* _WORK TO DO_
Scan the records and identify every line in which the string "accidental" occurs, then return those lines.

-- START DATA EXCERPTS --

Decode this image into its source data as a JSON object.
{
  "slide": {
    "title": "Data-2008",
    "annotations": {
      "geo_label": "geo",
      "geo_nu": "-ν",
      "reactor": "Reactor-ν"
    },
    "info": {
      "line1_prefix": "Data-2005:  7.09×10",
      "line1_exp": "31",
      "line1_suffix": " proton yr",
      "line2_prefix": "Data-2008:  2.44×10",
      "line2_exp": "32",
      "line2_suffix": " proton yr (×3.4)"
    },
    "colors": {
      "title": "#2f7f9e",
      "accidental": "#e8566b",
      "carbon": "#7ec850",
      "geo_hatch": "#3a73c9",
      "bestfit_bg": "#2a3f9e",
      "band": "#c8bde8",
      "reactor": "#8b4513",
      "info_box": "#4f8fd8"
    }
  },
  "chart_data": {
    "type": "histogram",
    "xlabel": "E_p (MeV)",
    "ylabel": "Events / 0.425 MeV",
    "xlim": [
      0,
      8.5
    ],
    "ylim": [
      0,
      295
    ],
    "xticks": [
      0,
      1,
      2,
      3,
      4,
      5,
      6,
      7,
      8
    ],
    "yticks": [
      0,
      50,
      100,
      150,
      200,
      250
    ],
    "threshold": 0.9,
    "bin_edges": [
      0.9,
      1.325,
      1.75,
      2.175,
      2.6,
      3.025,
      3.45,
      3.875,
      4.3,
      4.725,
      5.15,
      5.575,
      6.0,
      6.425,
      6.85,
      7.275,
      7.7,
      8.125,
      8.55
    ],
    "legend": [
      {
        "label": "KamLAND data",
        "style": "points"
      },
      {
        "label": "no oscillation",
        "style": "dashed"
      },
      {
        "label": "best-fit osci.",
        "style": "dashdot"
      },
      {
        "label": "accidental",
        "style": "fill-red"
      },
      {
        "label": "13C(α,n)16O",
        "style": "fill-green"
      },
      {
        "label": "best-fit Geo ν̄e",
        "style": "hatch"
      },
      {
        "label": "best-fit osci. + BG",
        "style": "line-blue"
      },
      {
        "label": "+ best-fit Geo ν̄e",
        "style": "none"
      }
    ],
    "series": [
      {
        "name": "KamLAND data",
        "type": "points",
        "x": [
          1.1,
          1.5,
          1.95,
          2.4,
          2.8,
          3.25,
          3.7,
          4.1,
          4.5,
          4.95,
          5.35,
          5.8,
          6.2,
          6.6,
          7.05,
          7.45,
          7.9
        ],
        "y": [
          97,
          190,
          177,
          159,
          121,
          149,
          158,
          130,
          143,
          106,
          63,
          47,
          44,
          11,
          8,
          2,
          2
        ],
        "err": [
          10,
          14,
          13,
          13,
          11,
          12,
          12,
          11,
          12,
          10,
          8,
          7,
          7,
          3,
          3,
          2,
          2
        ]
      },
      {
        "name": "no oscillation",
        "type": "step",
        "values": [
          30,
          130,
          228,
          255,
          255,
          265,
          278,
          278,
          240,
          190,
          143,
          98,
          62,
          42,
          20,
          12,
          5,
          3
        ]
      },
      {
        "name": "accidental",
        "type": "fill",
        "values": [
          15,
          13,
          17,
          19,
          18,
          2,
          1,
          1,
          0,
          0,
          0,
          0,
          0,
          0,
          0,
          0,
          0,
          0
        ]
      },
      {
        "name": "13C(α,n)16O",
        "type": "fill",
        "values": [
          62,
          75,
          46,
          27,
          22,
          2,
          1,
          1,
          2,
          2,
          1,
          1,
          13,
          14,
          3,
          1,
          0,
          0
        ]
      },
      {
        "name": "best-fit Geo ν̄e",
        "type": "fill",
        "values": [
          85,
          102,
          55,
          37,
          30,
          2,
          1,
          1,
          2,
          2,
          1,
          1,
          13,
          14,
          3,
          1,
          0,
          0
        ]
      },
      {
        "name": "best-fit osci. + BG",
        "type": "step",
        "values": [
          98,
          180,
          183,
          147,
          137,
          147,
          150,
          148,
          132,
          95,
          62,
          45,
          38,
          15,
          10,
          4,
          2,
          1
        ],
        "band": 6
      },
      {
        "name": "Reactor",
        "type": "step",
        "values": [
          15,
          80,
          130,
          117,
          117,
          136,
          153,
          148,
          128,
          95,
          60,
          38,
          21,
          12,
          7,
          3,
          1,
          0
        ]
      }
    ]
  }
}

-- END DATA EXCERPTS --
-- START DATA EXCERPTS --

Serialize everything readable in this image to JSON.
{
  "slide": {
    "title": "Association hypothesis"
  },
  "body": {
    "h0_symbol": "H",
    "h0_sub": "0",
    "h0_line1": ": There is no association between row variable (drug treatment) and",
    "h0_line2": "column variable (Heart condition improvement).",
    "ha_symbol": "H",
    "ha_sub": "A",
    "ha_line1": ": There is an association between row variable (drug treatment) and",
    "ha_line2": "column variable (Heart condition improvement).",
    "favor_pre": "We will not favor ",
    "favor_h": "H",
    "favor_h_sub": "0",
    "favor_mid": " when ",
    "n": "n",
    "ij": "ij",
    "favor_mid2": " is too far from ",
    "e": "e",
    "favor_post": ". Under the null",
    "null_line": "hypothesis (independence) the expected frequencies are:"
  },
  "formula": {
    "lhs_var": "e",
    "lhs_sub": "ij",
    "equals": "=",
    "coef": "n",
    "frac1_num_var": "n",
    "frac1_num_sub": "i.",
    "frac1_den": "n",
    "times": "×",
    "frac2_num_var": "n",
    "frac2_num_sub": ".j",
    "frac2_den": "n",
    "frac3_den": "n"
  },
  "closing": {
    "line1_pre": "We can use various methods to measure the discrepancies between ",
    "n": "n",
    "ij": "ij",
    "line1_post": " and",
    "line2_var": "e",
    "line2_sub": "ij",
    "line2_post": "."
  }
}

-- END DATA EXCERPTS --

* _WRITTEN REPLY_
      "accidental": "#e8566b",
        "label": "accidental",
        "name": "accidental",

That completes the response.